**Written request:** Count every line that includes the string "Presence" in the entries that follow. Nothing besides the number is needed.
** start Raw records **
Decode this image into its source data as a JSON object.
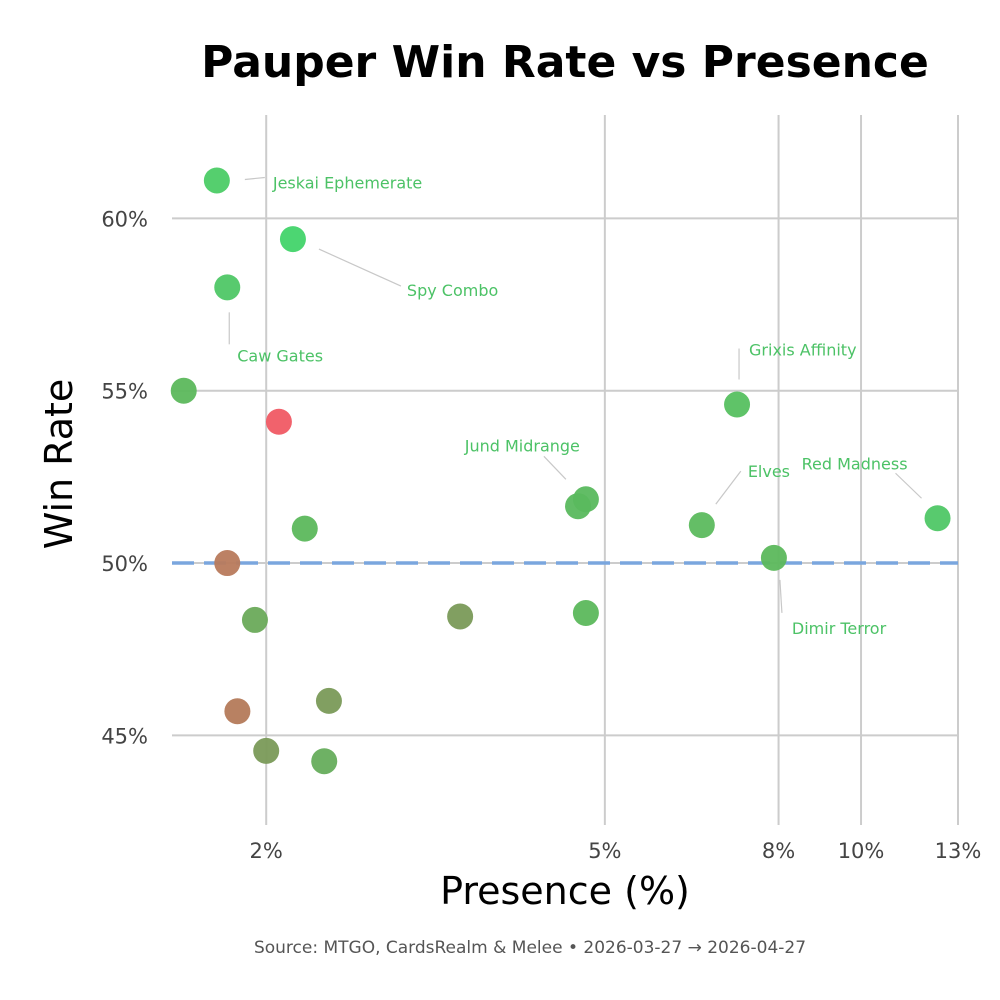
{
  "chart_data": {
    "type": "scatter",
    "title": "Pauper Win Rate vs Presence",
    "xlabel": "Presence (%)",
    "ylabel": "Win Rate",
    "x_scale": "log",
    "xlim": [
      1.55,
      13
    ],
    "ylim": [
      42.4,
      63
    ],
    "x_ticks": [
      2,
      5,
      8,
      10,
      13
    ],
    "x_tick_labels": [
      "2%",
      "5%",
      "8%",
      "10%",
      "13%"
    ],
    "y_ticks": [
      45,
      50,
      55,
      60
    ],
    "y_tick_labels": [
      "45%",
      "50%",
      "55%",
      "60%"
    ],
    "grid": true,
    "legend": "none",
    "reference_line": {
      "y": 50,
      "style": "dashed",
      "color": "#7aa6de"
    },
    "source": "Source: MTGO, CardsRealm & Melee  •  2026-03-27 → 2026-04-27",
    "colors": {
      "label": "#4cc266",
      "leader": "#c8c8c8",
      "grid": "#cccccc"
    },
    "points": [
      {
        "x": 1.75,
        "y": 61.1,
        "color": "#4ccc66",
        "label": "Jeskai Ephemerate"
      },
      {
        "x": 2.15,
        "y": 59.4,
        "color": "#42d46a",
        "label": "Spy Combo"
      },
      {
        "x": 1.8,
        "y": 58.0,
        "color": "#4fc766",
        "label": "Caw Gates"
      },
      {
        "x": 1.6,
        "y": 55.0,
        "color": "#5cb85c",
        "label": ""
      },
      {
        "x": 2.07,
        "y": 54.1,
        "color": "#f05a64",
        "label": ""
      },
      {
        "x": 7.15,
        "y": 54.6,
        "color": "#56c060",
        "label": "Grixis Affinity"
      },
      {
        "x": 4.75,
        "y": 51.85,
        "color": "#5ab95e",
        "label": "Jund Midrange"
      },
      {
        "x": 4.65,
        "y": 51.65,
        "color": "#5ab95e",
        "label": ""
      },
      {
        "x": 6.5,
        "y": 51.1,
        "color": "#5cba5e",
        "label": "Elves"
      },
      {
        "x": 12.3,
        "y": 51.3,
        "color": "#4fc766",
        "label": "Red Madness"
      },
      {
        "x": 2.22,
        "y": 51.0,
        "color": "#5cb85c",
        "label": ""
      },
      {
        "x": 7.9,
        "y": 50.15,
        "color": "#5cb85c",
        "label": "Dimir Terror"
      },
      {
        "x": 1.8,
        "y": 50.0,
        "color": "#b87a5c",
        "label": ""
      },
      {
        "x": 1.94,
        "y": 48.35,
        "color": "#6aaa5a",
        "label": ""
      },
      {
        "x": 3.38,
        "y": 48.45,
        "color": "#7a9a58",
        "label": ""
      },
      {
        "x": 4.75,
        "y": 48.55,
        "color": "#5cb85c",
        "label": ""
      },
      {
        "x": 2.37,
        "y": 46.0,
        "color": "#7a9a58",
        "label": ""
      },
      {
        "x": 1.85,
        "y": 45.7,
        "color": "#b47a5a",
        "label": ""
      },
      {
        "x": 2.0,
        "y": 44.55,
        "color": "#7a9a58",
        "label": ""
      },
      {
        "x": 2.34,
        "y": 44.25,
        "color": "#66ad5c",
        "label": ""
      }
    ]
  }
}
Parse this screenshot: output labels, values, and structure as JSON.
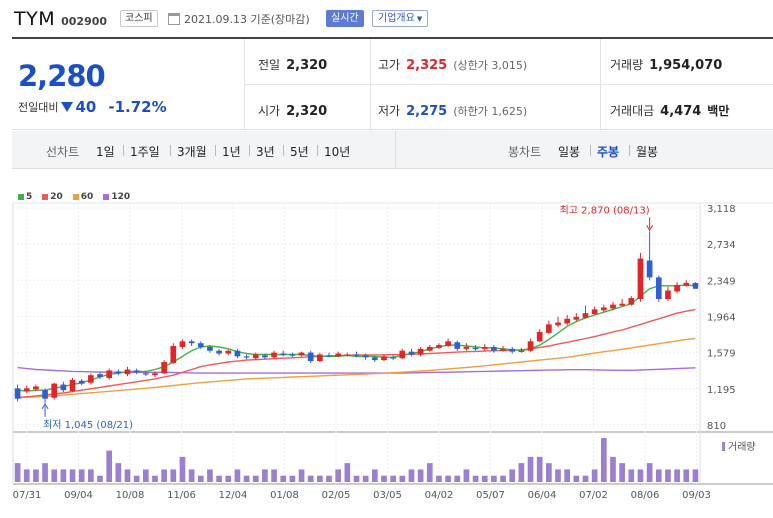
{
  "stock": {
    "name": "TYM",
    "code": "002900",
    "market": "코스피",
    "date_text": "2021.09.13 기준(장마감)",
    "live": "실시간",
    "corp_info": "기업개요"
  },
  "quote": {
    "price": "2,280",
    "change_label": "전일대비",
    "change": "40",
    "change_pct": "-1.72%",
    "prev_label": "전일",
    "prev": "2,320",
    "open_label": "시가",
    "open": "2,320",
    "high_label": "고가",
    "high": "2,325",
    "upper_limit": "(상한가 3,015)",
    "low_label": "저가",
    "low": "2,275",
    "lower_limit": "(하한가 1,625)",
    "volume_label": "거래량",
    "volume": "1,954,070",
    "amount_label": "거래대금",
    "amount": "4,474",
    "amount_unit": "백만"
  },
  "line_chart_bar": {
    "title": "선차트",
    "periods": [
      "1일",
      "1주일",
      "3개월",
      "1년",
      "3년",
      "5년",
      "10년"
    ]
  },
  "candle_bar": {
    "title": "봉차트",
    "periods": [
      "일봉",
      "주봉",
      "월봉"
    ],
    "selected": "주봉"
  },
  "colors": {
    "up": "#e0262a",
    "down": "#2f5fd0",
    "ma5": "#3fb53f",
    "ma20": "#f05a5a",
    "ma60": "#f0a040",
    "ma120": "#a66fd8",
    "volume": "#9b7fd1"
  },
  "chart_data": {
    "type": "candlestick",
    "legend": [
      "5",
      "20",
      "60",
      "120"
    ],
    "y_ticks": [
      3118,
      2734,
      2349,
      1964,
      1579,
      1195,
      810
    ],
    "ylim": [
      810,
      3118
    ],
    "x_ticks": [
      "07/31",
      "09/04",
      "10/08",
      "11/06",
      "12/04",
      "01/08",
      "02/05",
      "03/05",
      "04/02",
      "05/07",
      "06/04",
      "07/02",
      "08/06",
      "09/03"
    ],
    "annotations": {
      "high": "최고 2,870 (08/13)",
      "low": "최저 1,045 (08/21)"
    },
    "volume_label": "거래량",
    "candles": [
      [
        1200,
        1090,
        1240,
        1060
      ],
      [
        1170,
        1200,
        1230,
        1150
      ],
      [
        1190,
        1220,
        1240,
        1170
      ],
      [
        1180,
        1090,
        1200,
        1045
      ],
      [
        1100,
        1250,
        1260,
        1080
      ],
      [
        1240,
        1180,
        1270,
        1160
      ],
      [
        1170,
        1290,
        1310,
        1160
      ],
      [
        1280,
        1250,
        1300,
        1230
      ],
      [
        1260,
        1340,
        1360,
        1240
      ],
      [
        1350,
        1320,
        1370,
        1300
      ],
      [
        1310,
        1390,
        1410,
        1290
      ],
      [
        1380,
        1360,
        1400,
        1340
      ],
      [
        1350,
        1400,
        1430,
        1330
      ],
      [
        1390,
        1370,
        1410,
        1350
      ],
      [
        1360,
        1350,
        1380,
        1330
      ],
      [
        1340,
        1360,
        1380,
        1320
      ],
      [
        1360,
        1480,
        1500,
        1350
      ],
      [
        1470,
        1650,
        1680,
        1460
      ],
      [
        1640,
        1700,
        1720,
        1620
      ],
      [
        1700,
        1680,
        1720,
        1650
      ],
      [
        1680,
        1640,
        1700,
        1620
      ],
      [
        1640,
        1600,
        1660,
        1580
      ],
      [
        1600,
        1570,
        1620,
        1550
      ],
      [
        1570,
        1600,
        1610,
        1550
      ],
      [
        1600,
        1540,
        1620,
        1520
      ],
      [
        1540,
        1530,
        1560,
        1510
      ],
      [
        1520,
        1560,
        1580,
        1500
      ],
      [
        1550,
        1530,
        1570,
        1510
      ],
      [
        1530,
        1580,
        1600,
        1510
      ],
      [
        1570,
        1560,
        1600,
        1540
      ],
      [
        1560,
        1550,
        1580,
        1530
      ],
      [
        1550,
        1580,
        1590,
        1540
      ],
      [
        1580,
        1490,
        1600,
        1470
      ],
      [
        1490,
        1560,
        1580,
        1480
      ],
      [
        1550,
        1540,
        1580,
        1530
      ],
      [
        1540,
        1570,
        1590,
        1530
      ],
      [
        1560,
        1560,
        1580,
        1540
      ],
      [
        1560,
        1550,
        1590,
        1530
      ],
      [
        1550,
        1530,
        1570,
        1500
      ],
      [
        1530,
        1500,
        1540,
        1480
      ],
      [
        1500,
        1540,
        1560,
        1490
      ],
      [
        1530,
        1520,
        1550,
        1500
      ],
      [
        1520,
        1600,
        1620,
        1510
      ],
      [
        1590,
        1560,
        1620,
        1540
      ],
      [
        1560,
        1620,
        1640,
        1540
      ],
      [
        1600,
        1640,
        1660,
        1590
      ],
      [
        1630,
        1660,
        1680,
        1620
      ],
      [
        1650,
        1700,
        1730,
        1640
      ],
      [
        1690,
        1620,
        1710,
        1600
      ],
      [
        1620,
        1640,
        1680,
        1600
      ],
      [
        1630,
        1620,
        1660,
        1600
      ],
      [
        1620,
        1640,
        1670,
        1600
      ],
      [
        1640,
        1600,
        1660,
        1580
      ],
      [
        1600,
        1620,
        1650,
        1590
      ],
      [
        1620,
        1590,
        1640,
        1570
      ],
      [
        1590,
        1600,
        1630,
        1580
      ],
      [
        1600,
        1700,
        1730,
        1590
      ],
      [
        1700,
        1800,
        1830,
        1690
      ],
      [
        1790,
        1880,
        1920,
        1780
      ],
      [
        1870,
        1900,
        1960,
        1850
      ],
      [
        1890,
        1940,
        1980,
        1870
      ],
      [
        1930,
        1960,
        2000,
        1910
      ],
      [
        1950,
        2000,
        2080,
        1940
      ],
      [
        1990,
        2040,
        2070,
        1980
      ],
      [
        2030,
        2060,
        2090,
        2010
      ],
      [
        2050,
        2090,
        2120,
        2030
      ],
      [
        2080,
        2100,
        2150,
        2070
      ],
      [
        2090,
        2160,
        2180,
        2080
      ],
      [
        2150,
        2580,
        2640,
        2120
      ],
      [
        2560,
        2380,
        2870,
        2350
      ],
      [
        2380,
        2150,
        2400,
        2120
      ],
      [
        2150,
        2240,
        2280,
        2130
      ],
      [
        2230,
        2300,
        2330,
        2210
      ],
      [
        2290,
        2320,
        2350,
        2280
      ],
      [
        2320,
        2280,
        2330,
        2270
      ]
    ],
    "volume": [
      3,
      2,
      2,
      3,
      2,
      2,
      2,
      2,
      2,
      1,
      5,
      3,
      2,
      1,
      2,
      1,
      2,
      2,
      4,
      2,
      1,
      2,
      1,
      1,
      2,
      1,
      1,
      2,
      2,
      1,
      1,
      2,
      1,
      1,
      1,
      2,
      3,
      1,
      1,
      2,
      1,
      1,
      1,
      2,
      2,
      3,
      1,
      1,
      1,
      2,
      1,
      1,
      1,
      1,
      2,
      3,
      4,
      4,
      3,
      2,
      2,
      1,
      1,
      2,
      7,
      4,
      3,
      2,
      2,
      3,
      2,
      2,
      2,
      2,
      2
    ],
    "ma5": [
      1180,
      1170,
      1180,
      1180,
      1200,
      1220,
      1240,
      1260,
      1290,
      1320,
      1350,
      1360,
      1380,
      1380,
      1380,
      1400,
      1430,
      1480,
      1540,
      1600,
      1640,
      1650,
      1640,
      1620,
      1590,
      1570,
      1560,
      1560,
      1560,
      1560,
      1560,
      1560,
      1550,
      1540,
      1540,
      1540,
      1550,
      1540,
      1540,
      1540,
      1530,
      1530,
      1550,
      1570,
      1590,
      1620,
      1640,
      1660,
      1660,
      1650,
      1640,
      1630,
      1630,
      1620,
      1610,
      1600,
      1620,
      1660,
      1720,
      1790,
      1860,
      1910,
      1950,
      1980,
      2010,
      2040,
      2070,
      2100,
      2180,
      2260,
      2290,
      2290,
      2290,
      2300,
      2290
    ],
    "ma20": [
      1100,
      1110,
      1120,
      1130,
      1140,
      1150,
      1165,
      1180,
      1195,
      1210,
      1225,
      1240,
      1255,
      1270,
      1285,
      1300,
      1320,
      1340,
      1370,
      1400,
      1430,
      1450,
      1465,
      1480,
      1490,
      1500,
      1505,
      1510,
      1515,
      1520,
      1525,
      1530,
      1535,
      1540,
      1545,
      1550,
      1552,
      1554,
      1556,
      1556,
      1557,
      1558,
      1560,
      1562,
      1565,
      1570,
      1575,
      1580,
      1585,
      1590,
      1593,
      1596,
      1600,
      1602,
      1605,
      1610,
      1620,
      1635,
      1650,
      1670,
      1690,
      1710,
      1730,
      1750,
      1775,
      1800,
      1820,
      1850,
      1880,
      1910,
      1940,
      1970,
      2000,
      2020,
      2040
    ],
    "ma60": [
      1100,
      1105,
      1110,
      1115,
      1120,
      1128,
      1136,
      1144,
      1152,
      1160,
      1168,
      1176,
      1184,
      1192,
      1200,
      1210,
      1220,
      1230,
      1240,
      1250,
      1260,
      1268,
      1276,
      1284,
      1292,
      1300,
      1304,
      1308,
      1312,
      1316,
      1320,
      1324,
      1328,
      1332,
      1336,
      1340,
      1344,
      1348,
      1352,
      1356,
      1360,
      1366,
      1372,
      1378,
      1384,
      1390,
      1398,
      1406,
      1414,
      1422,
      1430,
      1440,
      1450,
      1460,
      1470,
      1480,
      1490,
      1500,
      1510,
      1520,
      1530,
      1545,
      1560,
      1575,
      1590,
      1600,
      1615,
      1630,
      1645,
      1660,
      1675,
      1690,
      1705,
      1720,
      1730
    ],
    "ma120": [
      1420,
      1410,
      1400,
      1395,
      1390,
      1385,
      1380,
      1378,
      1376,
      1374,
      1372,
      1370,
      1370,
      1370,
      1370,
      1370,
      1370,
      1368,
      1366,
      1364,
      1362,
      1362,
      1362,
      1362,
      1362,
      1362,
      1362,
      1362,
      1362,
      1362,
      1362,
      1362,
      1362,
      1362,
      1362,
      1362,
      1362,
      1362,
      1362,
      1362,
      1362,
      1362,
      1362,
      1364,
      1366,
      1368,
      1370,
      1372,
      1374,
      1376,
      1378,
      1380,
      1382,
      1384,
      1386,
      1388,
      1390,
      1392,
      1394,
      1396,
      1398,
      1398,
      1398,
      1396,
      1394,
      1392,
      1392,
      1392,
      1395,
      1398,
      1402,
      1406,
      1410,
      1414,
      1418
    ]
  }
}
** end Raw records **
**Output for this exercise:** 2